> _TO DO_
Without the pictures, copy all the entries below exactly.

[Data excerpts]
* Begin *

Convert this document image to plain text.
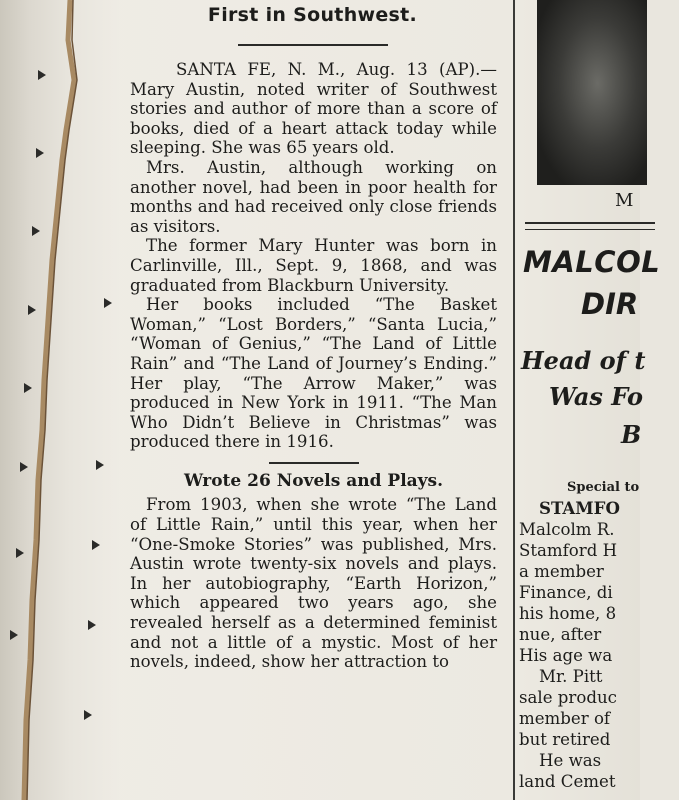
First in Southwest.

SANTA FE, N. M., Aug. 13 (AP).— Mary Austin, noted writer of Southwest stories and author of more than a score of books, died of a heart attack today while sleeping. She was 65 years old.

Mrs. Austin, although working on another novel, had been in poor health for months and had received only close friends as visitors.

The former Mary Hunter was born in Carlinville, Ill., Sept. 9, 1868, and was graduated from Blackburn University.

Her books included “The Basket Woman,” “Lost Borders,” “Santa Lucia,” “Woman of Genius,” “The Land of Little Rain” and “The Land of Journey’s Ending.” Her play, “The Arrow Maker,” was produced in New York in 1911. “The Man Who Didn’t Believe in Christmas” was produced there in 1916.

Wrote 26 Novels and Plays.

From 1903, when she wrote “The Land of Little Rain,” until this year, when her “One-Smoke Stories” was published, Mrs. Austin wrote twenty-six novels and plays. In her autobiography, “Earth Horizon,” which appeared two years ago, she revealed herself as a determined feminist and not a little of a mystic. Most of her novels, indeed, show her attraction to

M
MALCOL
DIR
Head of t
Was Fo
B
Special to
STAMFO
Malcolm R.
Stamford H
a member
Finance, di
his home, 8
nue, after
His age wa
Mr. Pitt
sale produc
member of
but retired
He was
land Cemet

* End *

> _SOLUTION TO THE EXERCISE_
Convert this document image to plain text.
First in Southwest.

SANTA FE, N. M., Aug. 13 (AP).— Mary Austin, noted writer of Southwest stories and author of more than a score of books, died of a heart attack today while sleeping. She was 65 years old.

Mrs. Austin, although working on another novel, had been in poor health for months and had received only close friends as visitors.

The former Mary Hunter was born in Carlinville, Ill., Sept. 9, 1868, and was graduated from Blackburn University.

Her books included “The Basket Woman,” “Lost Borders,” “Santa Lucia,” “Woman of Genius,” “The Land of Little Rain” and “The Land of Journey’s Ending.” Her play, “The Arrow Maker,” was produced in New York in 1911. “The Man Who Didn’t Believe in Christmas” was produced there in 1916.

Wrote 26 Novels and Plays.

From 1903, when she wrote “The Land of Little Rain,” until this year, when her “One-Smoke Stories” was published, Mrs. Austin wrote twenty-six novels and plays. In her autobiography, “Earth Horizon,” which appeared two years ago, she revealed herself as a determined feminist and not a little of a mystic. Most of her novels, indeed, show her attraction to

M
MALCOL
DIR
Head of t
Was Fo
B
Special to
STAMFO
Malcolm R.
Stamford H
a member
Finance, di
his home, 8
nue, after
His age wa
Mr. Pitt
sale produc
member of
but retired
He was
land Cemet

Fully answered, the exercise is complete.